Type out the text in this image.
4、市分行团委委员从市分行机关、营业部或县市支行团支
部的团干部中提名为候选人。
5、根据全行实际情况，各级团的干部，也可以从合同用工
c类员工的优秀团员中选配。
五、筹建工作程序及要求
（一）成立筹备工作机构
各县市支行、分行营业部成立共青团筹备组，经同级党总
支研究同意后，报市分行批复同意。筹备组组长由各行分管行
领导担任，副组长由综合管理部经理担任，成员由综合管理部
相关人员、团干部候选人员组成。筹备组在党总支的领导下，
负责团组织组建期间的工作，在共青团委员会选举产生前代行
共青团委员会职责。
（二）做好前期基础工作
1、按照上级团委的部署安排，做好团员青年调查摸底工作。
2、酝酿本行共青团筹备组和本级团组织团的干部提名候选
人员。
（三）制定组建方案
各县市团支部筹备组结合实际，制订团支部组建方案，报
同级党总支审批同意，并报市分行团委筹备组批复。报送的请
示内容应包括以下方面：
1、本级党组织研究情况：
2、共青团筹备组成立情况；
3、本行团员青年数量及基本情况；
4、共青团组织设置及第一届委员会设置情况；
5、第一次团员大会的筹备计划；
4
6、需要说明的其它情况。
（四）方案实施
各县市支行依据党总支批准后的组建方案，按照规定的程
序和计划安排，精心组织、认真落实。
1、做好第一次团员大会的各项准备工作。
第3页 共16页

────────────────────

#### Exercise objective
All of the entries above must be quoted exactly.

#### Result of this task
Type out the text in this image.
4、市分行团委委员从市分行机关、营业部或县市支行团支
部的团干部中提名为候选人。
5、根据全行实际情况，各级团的干部，也可以从合同用工
c类员工的优秀团员中选配。
五、筹建工作程序及要求
（一）成立筹备工作机构
各县市支行、分行营业部成立共青团筹备组，经同级党总
支研究同意后，报市分行批复同意。筹备组组长由各行分管行
领导担任，副组长由综合管理部经理担任，成员由综合管理部
相关人员、团干部候选人员组成。筹备组在党总支的领导下，
负责团组织组建期间的工作，在共青团委员会选举产生前代行
共青团委员会职责。
（二）做好前期基础工作
1、按照上级团委的部署安排，做好团员青年调查摸底工作。
2、酝酿本行共青团筹备组和本级团组织团的干部提名候选
人员。
（三）制定组建方案
各县市团支部筹备组结合实际，制订团支部组建方案，报
同级党总支审批同意，并报市分行团委筹备组批复。报送的请
示内容应包括以下方面：
1、本级党组织研究情况：
2、共青团筹备组成立情况；
3、本行团员青年数量及基本情况；
4、共青团组织设置及第一届委员会设置情况；
5、第一次团员大会的筹备计划；
4
6、需要说明的其它情况。
（四）方案实施
各县市支行依据党总支批准后的组建方案，按照规定的程
序和计划安排，精心组织、认真落实。
1、做好第一次团员大会的各项准备工作。
第3页 共16页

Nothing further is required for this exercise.